* **Provided data**:
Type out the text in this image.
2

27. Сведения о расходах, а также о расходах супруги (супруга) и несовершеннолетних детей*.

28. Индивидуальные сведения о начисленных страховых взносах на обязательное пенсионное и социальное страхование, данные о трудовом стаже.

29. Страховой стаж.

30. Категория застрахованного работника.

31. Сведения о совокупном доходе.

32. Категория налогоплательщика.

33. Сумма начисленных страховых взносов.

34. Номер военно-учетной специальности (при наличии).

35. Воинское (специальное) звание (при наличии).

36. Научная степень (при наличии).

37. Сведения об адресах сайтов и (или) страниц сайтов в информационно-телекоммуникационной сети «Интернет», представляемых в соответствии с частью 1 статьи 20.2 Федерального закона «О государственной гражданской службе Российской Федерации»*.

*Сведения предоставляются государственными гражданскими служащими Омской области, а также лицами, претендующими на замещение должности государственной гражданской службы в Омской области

* **Short problem**:
Reproduce the full set of records precisely.

* **Task output**:
Type out the text in this image.
2

27. Сведения о расходах, а также о расходах супруги (супруга) и несовершеннолетних детей*.

28. Индивидуальные сведения о начисленных страховых взносах на обязательное пенсионное и социальное страхование, данные о трудовом стаже.

29. Страховой стаж.

30. Категория застрахованного работника.

31. Сведения о совокупном доходе.

32. Категория налогоплательщика.

33. Сумма начисленных страховых взносов.

34. Номер военно-учетной специальности (при наличии).

35. Воинское (специальное) звание (при наличии).

36. Научная степень (при наличии).

37. Сведения об адресах сайтов и (или) страниц сайтов в информационно-телекоммуникационной сети «Интернет», представляемых в соответствии с частью 1 статьи 20.2 Федерального закона «О государственной гражданской службе Российской Федерации»*.

*Сведения предоставляются государственными гражданскими служащими Омской области, а также лицами, претендующими на замещение должности государственной гражданской службы в Омской области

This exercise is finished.